§ Given request:
Write out the data again in full, exactly as it reads.

(Records from a dataset)
★ ★ ★ ★ ★

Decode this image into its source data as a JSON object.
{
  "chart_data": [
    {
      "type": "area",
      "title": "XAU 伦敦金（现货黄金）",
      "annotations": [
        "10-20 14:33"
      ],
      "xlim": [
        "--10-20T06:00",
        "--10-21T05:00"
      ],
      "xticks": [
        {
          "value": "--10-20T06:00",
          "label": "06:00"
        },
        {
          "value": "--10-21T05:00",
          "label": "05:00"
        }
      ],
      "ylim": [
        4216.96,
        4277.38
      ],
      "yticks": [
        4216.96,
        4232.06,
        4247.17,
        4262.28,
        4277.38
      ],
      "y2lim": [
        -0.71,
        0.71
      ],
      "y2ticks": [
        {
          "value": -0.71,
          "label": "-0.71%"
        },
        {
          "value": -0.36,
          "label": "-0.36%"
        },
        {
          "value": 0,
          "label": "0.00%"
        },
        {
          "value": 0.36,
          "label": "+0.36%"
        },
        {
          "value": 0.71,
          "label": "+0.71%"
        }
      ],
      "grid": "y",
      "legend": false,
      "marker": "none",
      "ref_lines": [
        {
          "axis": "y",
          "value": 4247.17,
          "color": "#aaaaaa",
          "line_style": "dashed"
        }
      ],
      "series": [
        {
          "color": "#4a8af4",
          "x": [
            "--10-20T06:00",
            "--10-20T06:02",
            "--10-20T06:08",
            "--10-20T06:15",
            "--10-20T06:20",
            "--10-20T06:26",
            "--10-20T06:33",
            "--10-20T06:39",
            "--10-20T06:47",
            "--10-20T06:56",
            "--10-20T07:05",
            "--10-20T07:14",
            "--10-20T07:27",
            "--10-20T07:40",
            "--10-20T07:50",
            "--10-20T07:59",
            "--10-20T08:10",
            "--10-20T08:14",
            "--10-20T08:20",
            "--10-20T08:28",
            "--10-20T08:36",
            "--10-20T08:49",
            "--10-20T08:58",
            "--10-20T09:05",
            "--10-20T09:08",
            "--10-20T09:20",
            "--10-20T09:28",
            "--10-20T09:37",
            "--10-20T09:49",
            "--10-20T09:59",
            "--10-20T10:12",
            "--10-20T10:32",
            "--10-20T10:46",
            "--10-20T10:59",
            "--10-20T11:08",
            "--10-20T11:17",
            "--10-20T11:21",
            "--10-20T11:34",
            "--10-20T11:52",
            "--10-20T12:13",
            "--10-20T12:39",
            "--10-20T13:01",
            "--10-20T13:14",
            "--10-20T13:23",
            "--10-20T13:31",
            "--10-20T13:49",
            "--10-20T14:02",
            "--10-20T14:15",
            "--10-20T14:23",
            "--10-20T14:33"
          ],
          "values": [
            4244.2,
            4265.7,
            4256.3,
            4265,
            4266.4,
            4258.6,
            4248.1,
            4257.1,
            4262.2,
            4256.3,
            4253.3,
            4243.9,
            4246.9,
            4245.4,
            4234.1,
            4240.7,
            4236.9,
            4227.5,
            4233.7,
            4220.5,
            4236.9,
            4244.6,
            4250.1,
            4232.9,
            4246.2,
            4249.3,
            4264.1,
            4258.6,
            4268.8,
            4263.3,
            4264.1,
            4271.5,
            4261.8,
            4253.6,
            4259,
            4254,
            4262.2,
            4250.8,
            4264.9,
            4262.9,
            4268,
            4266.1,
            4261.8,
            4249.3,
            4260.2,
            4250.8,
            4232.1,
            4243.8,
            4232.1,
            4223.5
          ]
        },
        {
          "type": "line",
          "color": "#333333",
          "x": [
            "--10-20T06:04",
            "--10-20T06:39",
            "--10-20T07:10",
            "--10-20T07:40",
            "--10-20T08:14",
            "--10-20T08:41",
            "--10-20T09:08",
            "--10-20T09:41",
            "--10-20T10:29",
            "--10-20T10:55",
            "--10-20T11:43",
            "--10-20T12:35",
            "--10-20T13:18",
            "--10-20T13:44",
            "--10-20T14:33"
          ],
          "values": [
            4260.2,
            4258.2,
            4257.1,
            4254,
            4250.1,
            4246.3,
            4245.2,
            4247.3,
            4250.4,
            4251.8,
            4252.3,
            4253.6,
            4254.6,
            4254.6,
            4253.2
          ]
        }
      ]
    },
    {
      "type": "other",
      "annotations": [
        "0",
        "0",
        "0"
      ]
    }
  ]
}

★ ★ ★ ★ ★

§ Task output:
Decode this image into its source data as a JSON object.
{
  "chart_data": [
    {
      "type": "area",
      "title": "XAU 伦敦金（现货黄金）",
      "annotations": [
        "10-20 14:33"
      ],
      "xlim": [
        "--10-20T06:00",
        "--10-21T05:00"
      ],
      "xticks": [
        {
          "value": "--10-20T06:00",
          "label": "06:00"
        },
        {
          "value": "--10-21T05:00",
          "label": "05:00"
        }
      ],
      "ylim": [
        4216.96,
        4277.38
      ],
      "yticks": [
        4216.96,
        4232.06,
        4247.17,
        4262.28,
        4277.38
      ],
      "y2lim": [
        -0.71,
        0.71
      ],
      "y2ticks": [
        {
          "value": -0.71,
          "label": "-0.71%"
        },
        {
          "value": -0.36,
          "label": "-0.36%"
        },
        {
          "value": 0,
          "label": "0.00%"
        },
        {
          "value": 0.36,
          "label": "+0.36%"
        },
        {
          "value": 0.71,
          "label": "+0.71%"
        }
      ],
      "grid": "y",
      "legend": false,
      "marker": "none",
      "ref_lines": [
        {
          "axis": "y",
          "value": 4247.17,
          "color": "#aaaaaa",
          "line_style": "dashed"
        }
      ],
      "series": [
        {
          "color": "#4a8af4",
          "x": [
            "--10-20T06:00",
            "--10-20T06:02",
            "--10-20T06:08",
            "--10-20T06:15",
            "--10-20T06:20",
            "--10-20T06:26",
            "--10-20T06:33",
            "--10-20T06:39",
            "--10-20T06:47",
            "--10-20T06:56",
            "--10-20T07:05",
            "--10-20T07:14",
            "--10-20T07:27",
            "--10-20T07:40",
            "--10-20T07:50",
            "--10-20T07:59",
            "--10-20T08:10",
            "--10-20T08:14",
            "--10-20T08:20",
            "--10-20T08:28",
            "--10-20T08:36",
            "--10-20T08:49",
            "--10-20T08:58",
            "--10-20T09:05",
            "--10-20T09:08",
            "--10-20T09:20",
            "--10-20T09:28",
            "--10-20T09:37",
            "--10-20T09:49",
            "--10-20T09:59",
            "--10-20T10:12",
            "--10-20T10:32",
            "--10-20T10:46",
            "--10-20T10:59",
            "--10-20T11:08",
            "--10-20T11:17",
            "--10-20T11:21",
            "--10-20T11:34",
            "--10-20T11:52",
            "--10-20T12:13",
            "--10-20T12:39",
            "--10-20T13:01",
            "--10-20T13:14",
            "--10-20T13:23",
            "--10-20T13:31",
            "--10-20T13:49",
            "--10-20T14:02",
            "--10-20T14:15",
            "--10-20T14:23",
            "--10-20T14:33"
          ],
          "values": [
            4244.2,
            4265.7,
            4256.3,
            4265,
            4266.4,
            4258.6,
            4248.1,
            4257.1,
            4262.2,
            4256.3,
            4253.3,
            4243.9,
            4246.9,
            4245.4,
            4234.1,
            4240.7,
            4236.9,
            4227.5,
            4233.7,
            4220.5,
            4236.9,
            4244.6,
            4250.1,
            4232.9,
            4246.2,
            4249.3,
            4264.1,
            4258.6,
            4268.8,
            4263.3,
            4264.1,
            4271.5,
            4261.8,
            4253.6,
            4259,
            4254,
            4262.2,
            4250.8,
            4264.9,
            4262.9,
            4268,
            4266.1,
            4261.8,
            4249.3,
            4260.2,
            4250.8,
            4232.1,
            4243.8,
            4232.1,
            4223.5
          ]
        },
        {
          "type": "line",
          "color": "#333333",
          "x": [
            "--10-20T06:04",
            "--10-20T06:39",
            "--10-20T07:10",
            "--10-20T07:40",
            "--10-20T08:14",
            "--10-20T08:41",
            "--10-20T09:08",
            "--10-20T09:41",
            "--10-20T10:29",
            "--10-20T10:55",
            "--10-20T11:43",
            "--10-20T12:35",
            "--10-20T13:18",
            "--10-20T13:44",
            "--10-20T14:33"
          ],
          "values": [
            4260.2,
            4258.2,
            4257.1,
            4254,
            4250.1,
            4246.3,
            4245.2,
            4247.3,
            4250.4,
            4251.8,
            4252.3,
            4253.6,
            4254.6,
            4254.6,
            4253.2
          ]
        }
      ]
    },
    {
      "type": "other",
      "annotations": [
        "0",
        "0",
        "0"
      ]
    }
  ]
}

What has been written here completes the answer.